▸ **EXTRACTED ENTRIES**
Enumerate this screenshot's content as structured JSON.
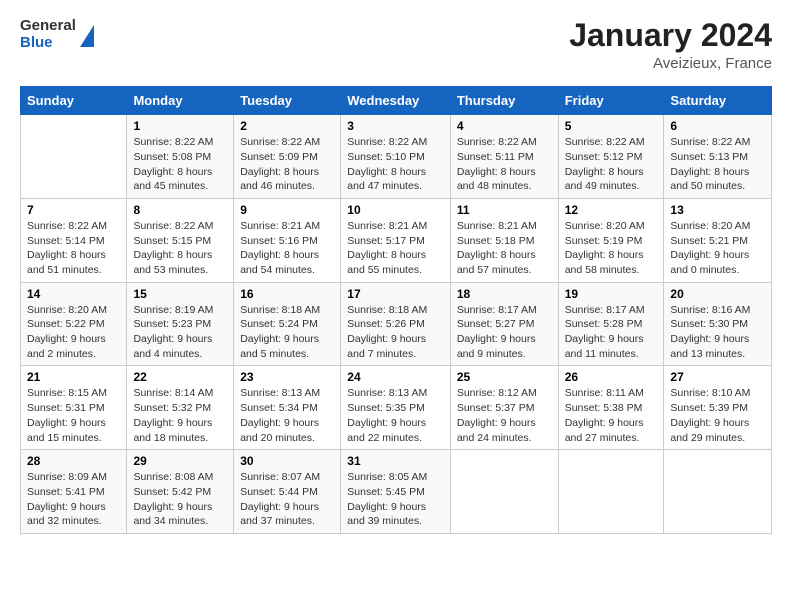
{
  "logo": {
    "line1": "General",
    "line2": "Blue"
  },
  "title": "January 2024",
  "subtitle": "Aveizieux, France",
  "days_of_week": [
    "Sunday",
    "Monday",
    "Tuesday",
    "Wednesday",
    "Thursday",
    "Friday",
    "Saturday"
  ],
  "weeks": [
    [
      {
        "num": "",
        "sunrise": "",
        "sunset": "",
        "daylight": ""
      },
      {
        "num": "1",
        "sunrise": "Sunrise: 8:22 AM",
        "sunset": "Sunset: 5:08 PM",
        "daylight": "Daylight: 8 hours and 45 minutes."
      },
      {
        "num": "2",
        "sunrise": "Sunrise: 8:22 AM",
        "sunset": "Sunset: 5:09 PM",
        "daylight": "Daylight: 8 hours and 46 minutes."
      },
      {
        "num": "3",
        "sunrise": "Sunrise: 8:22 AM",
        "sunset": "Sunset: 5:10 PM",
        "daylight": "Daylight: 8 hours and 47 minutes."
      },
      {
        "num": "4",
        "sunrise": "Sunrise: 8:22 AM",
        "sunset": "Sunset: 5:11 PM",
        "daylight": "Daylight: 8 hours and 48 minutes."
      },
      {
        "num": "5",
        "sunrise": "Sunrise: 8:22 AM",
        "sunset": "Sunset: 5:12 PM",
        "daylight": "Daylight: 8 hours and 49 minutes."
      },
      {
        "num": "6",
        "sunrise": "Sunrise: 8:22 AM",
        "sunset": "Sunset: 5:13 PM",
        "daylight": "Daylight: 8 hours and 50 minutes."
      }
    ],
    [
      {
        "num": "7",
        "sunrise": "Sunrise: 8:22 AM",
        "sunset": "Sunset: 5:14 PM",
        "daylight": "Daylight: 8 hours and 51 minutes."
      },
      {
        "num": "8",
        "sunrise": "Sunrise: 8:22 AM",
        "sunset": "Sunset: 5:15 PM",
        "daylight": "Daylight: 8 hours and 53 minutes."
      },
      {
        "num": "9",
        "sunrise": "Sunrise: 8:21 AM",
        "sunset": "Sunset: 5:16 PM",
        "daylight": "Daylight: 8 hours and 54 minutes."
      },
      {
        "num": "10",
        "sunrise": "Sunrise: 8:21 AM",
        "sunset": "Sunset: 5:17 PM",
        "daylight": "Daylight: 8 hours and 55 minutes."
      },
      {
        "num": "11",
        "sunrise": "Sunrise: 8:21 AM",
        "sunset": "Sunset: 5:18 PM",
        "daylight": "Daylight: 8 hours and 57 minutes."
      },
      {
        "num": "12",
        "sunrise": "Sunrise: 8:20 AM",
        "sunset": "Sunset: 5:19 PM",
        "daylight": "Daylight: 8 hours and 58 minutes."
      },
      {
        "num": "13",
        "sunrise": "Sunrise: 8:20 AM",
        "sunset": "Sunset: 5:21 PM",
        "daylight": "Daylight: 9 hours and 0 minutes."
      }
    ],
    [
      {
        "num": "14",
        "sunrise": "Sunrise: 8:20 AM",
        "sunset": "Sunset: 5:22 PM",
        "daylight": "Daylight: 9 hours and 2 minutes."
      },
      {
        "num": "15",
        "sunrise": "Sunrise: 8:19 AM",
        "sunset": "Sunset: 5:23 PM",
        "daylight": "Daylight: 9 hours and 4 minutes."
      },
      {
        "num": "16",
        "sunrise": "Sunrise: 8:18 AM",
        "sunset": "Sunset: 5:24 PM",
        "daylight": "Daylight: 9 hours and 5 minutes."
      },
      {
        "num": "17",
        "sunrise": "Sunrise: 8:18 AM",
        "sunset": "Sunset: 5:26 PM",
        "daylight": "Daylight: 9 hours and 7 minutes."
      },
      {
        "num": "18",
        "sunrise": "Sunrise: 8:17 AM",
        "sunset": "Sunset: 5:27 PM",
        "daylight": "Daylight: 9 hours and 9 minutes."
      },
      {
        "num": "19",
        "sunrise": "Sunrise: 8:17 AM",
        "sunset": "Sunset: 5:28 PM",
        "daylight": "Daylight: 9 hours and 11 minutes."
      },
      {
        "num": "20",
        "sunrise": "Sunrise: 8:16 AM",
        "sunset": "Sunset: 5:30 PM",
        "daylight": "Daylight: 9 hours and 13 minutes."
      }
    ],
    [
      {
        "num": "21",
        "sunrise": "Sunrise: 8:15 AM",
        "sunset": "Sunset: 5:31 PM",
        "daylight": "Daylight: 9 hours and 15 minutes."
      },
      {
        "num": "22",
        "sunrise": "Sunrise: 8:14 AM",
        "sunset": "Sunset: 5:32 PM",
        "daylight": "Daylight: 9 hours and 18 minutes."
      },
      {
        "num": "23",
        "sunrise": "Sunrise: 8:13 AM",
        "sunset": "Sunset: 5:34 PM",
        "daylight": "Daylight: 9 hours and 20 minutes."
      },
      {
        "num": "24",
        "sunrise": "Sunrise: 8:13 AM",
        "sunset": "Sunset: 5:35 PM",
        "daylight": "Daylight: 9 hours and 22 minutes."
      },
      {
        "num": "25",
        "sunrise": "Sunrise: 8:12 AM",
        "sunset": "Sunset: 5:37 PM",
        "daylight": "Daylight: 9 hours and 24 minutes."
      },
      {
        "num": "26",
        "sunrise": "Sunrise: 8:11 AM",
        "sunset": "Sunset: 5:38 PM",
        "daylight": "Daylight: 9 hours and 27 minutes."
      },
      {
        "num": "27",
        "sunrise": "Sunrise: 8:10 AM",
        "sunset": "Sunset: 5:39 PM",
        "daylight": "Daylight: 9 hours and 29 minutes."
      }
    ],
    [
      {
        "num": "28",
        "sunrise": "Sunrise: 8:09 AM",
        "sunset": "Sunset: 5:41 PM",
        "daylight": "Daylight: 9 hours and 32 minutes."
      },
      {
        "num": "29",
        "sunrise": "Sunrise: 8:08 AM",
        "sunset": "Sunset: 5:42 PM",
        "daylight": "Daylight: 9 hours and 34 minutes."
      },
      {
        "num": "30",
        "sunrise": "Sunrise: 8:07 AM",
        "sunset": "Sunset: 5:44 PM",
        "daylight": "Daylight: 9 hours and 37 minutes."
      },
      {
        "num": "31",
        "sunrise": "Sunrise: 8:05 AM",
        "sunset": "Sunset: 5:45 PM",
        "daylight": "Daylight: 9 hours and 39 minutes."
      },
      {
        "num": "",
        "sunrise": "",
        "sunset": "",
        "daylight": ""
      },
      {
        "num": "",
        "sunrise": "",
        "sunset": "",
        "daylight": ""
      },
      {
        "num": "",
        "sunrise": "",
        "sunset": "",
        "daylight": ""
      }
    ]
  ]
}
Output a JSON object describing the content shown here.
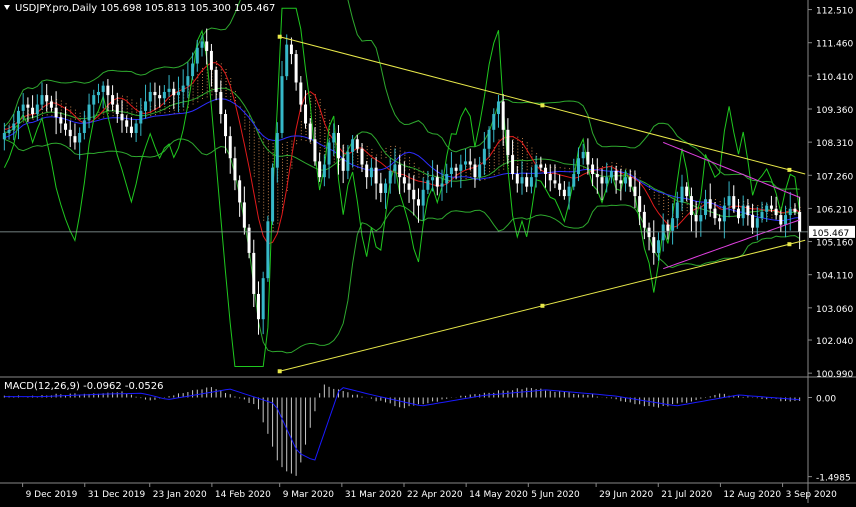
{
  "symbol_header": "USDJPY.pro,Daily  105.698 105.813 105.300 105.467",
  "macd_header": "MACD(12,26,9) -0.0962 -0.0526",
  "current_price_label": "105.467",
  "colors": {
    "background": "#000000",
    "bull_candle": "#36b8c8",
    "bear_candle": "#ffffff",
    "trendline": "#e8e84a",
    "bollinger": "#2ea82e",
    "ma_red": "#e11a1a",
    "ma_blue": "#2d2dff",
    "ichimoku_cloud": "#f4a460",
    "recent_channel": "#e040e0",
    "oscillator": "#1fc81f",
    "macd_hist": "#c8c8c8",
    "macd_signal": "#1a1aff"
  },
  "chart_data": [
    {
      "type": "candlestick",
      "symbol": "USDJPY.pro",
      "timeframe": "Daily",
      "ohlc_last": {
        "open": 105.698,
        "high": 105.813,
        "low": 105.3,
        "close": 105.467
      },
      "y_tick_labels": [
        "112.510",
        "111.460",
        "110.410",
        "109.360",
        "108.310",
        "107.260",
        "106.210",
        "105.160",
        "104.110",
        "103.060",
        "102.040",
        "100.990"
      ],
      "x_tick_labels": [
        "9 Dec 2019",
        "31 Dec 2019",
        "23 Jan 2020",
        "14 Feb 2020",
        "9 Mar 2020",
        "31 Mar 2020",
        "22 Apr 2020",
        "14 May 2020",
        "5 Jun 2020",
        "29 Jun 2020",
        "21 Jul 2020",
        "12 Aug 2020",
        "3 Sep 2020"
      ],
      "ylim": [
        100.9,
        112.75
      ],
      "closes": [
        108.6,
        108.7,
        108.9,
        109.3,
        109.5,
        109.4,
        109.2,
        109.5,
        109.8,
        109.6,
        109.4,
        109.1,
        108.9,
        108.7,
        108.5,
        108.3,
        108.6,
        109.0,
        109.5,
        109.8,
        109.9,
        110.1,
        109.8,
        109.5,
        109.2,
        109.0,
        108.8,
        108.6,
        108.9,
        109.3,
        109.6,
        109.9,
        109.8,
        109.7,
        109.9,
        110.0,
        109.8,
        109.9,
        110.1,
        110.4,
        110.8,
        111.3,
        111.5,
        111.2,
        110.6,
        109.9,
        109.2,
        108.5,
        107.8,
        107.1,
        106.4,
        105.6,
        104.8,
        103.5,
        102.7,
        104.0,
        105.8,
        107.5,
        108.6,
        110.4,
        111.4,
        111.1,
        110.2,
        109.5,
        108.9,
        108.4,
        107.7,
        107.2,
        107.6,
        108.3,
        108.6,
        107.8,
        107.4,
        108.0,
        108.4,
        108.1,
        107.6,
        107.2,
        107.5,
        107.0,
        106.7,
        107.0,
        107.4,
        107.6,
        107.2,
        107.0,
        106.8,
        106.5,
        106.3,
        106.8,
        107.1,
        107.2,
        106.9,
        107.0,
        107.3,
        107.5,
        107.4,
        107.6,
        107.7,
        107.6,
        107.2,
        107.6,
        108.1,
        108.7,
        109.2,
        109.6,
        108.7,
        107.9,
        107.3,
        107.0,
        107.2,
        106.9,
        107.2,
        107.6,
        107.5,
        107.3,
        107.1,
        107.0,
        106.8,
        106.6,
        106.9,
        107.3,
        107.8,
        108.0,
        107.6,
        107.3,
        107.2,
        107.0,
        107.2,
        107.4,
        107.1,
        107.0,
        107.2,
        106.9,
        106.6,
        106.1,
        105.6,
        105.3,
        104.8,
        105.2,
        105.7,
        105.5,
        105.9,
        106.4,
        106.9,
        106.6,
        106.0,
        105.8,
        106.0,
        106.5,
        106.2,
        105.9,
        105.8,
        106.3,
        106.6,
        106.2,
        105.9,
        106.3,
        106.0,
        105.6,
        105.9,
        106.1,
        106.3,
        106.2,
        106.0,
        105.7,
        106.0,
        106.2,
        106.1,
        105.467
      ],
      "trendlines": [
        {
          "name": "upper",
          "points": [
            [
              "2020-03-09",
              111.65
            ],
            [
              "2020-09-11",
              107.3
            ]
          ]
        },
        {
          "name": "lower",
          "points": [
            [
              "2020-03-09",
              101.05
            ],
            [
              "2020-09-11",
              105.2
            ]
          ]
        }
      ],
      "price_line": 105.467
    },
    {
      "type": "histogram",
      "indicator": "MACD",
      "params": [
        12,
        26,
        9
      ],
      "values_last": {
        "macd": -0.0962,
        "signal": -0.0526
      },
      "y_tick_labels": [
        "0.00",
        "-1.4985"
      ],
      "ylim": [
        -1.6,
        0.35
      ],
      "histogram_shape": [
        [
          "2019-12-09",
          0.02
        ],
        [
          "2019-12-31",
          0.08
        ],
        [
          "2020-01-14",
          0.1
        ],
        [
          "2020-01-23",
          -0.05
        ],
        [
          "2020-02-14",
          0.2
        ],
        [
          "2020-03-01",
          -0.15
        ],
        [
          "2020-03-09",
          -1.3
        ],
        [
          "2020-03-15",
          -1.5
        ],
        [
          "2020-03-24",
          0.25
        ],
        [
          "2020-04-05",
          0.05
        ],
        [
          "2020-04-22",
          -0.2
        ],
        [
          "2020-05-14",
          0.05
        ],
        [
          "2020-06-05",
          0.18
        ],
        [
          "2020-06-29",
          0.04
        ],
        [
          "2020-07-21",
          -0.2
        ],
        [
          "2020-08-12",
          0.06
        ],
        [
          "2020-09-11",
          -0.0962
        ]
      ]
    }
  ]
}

▸ **GOAL**
Count the lines of these entries that hold the string "USDJPY", and give only that number.

▸ **RESPONSE**
2